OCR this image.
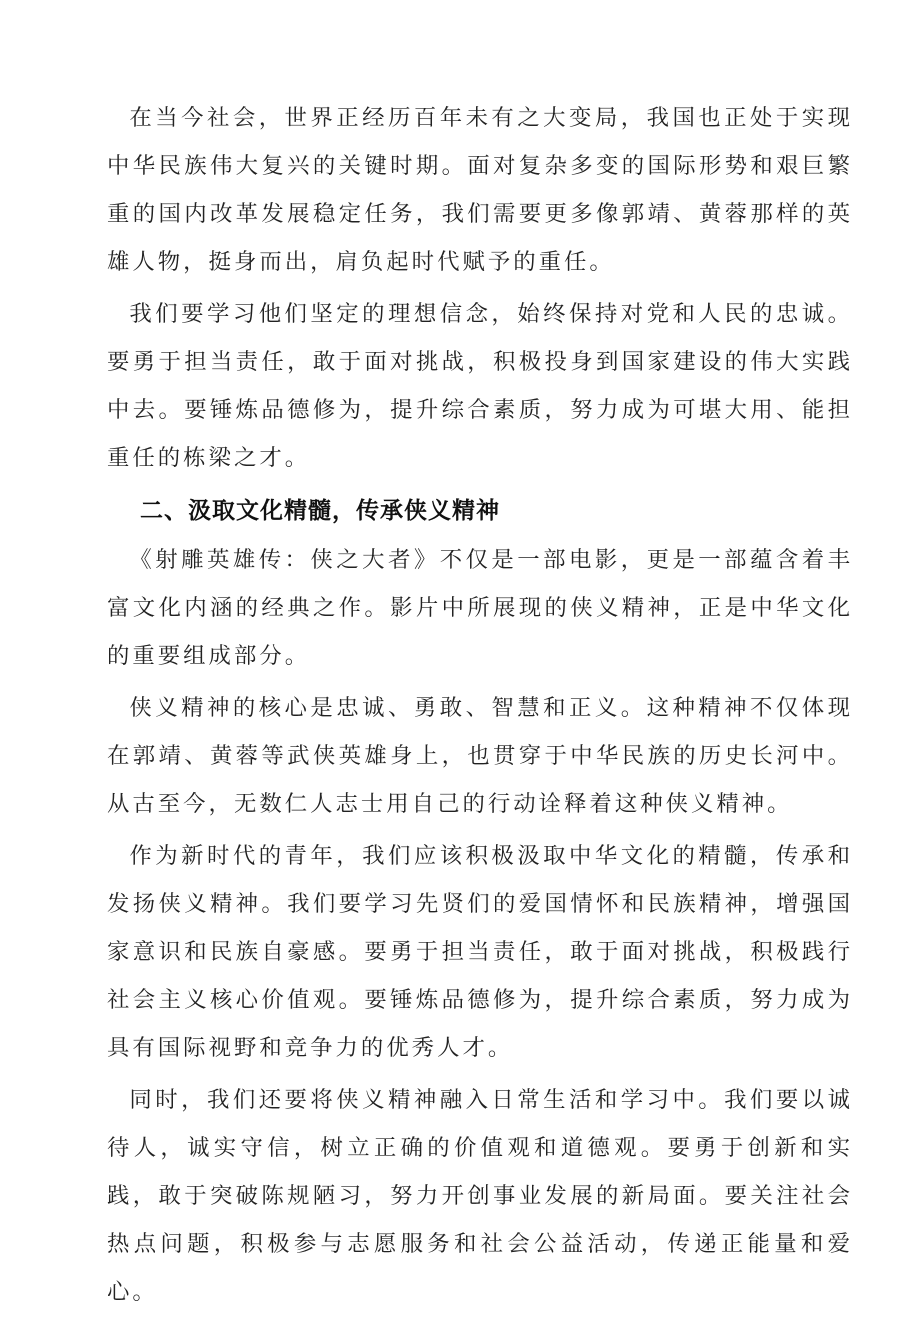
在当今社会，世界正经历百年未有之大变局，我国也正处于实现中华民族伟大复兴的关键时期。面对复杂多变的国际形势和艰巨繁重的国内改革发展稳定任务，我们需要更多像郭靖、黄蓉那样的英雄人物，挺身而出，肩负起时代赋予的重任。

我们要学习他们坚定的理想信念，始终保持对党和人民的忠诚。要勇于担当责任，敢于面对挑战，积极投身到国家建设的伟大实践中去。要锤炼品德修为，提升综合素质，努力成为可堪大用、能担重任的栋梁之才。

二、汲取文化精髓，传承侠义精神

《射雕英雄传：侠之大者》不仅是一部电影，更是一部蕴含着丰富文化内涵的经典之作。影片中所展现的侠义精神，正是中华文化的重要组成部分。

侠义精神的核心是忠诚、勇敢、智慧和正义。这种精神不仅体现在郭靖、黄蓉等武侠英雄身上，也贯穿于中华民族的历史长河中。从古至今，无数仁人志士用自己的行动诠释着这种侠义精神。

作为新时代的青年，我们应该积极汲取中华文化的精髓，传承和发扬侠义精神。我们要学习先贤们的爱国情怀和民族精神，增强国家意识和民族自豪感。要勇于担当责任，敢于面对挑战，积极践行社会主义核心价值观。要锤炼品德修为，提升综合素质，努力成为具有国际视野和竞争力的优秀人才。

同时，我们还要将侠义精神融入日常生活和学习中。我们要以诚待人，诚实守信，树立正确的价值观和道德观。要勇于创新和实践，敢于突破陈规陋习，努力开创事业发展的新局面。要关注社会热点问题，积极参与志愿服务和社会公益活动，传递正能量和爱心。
*-*-*
● AIM: Output a single number: how many lines contain the word "敢于面对挑战".

● ANSWER IN FULL: 2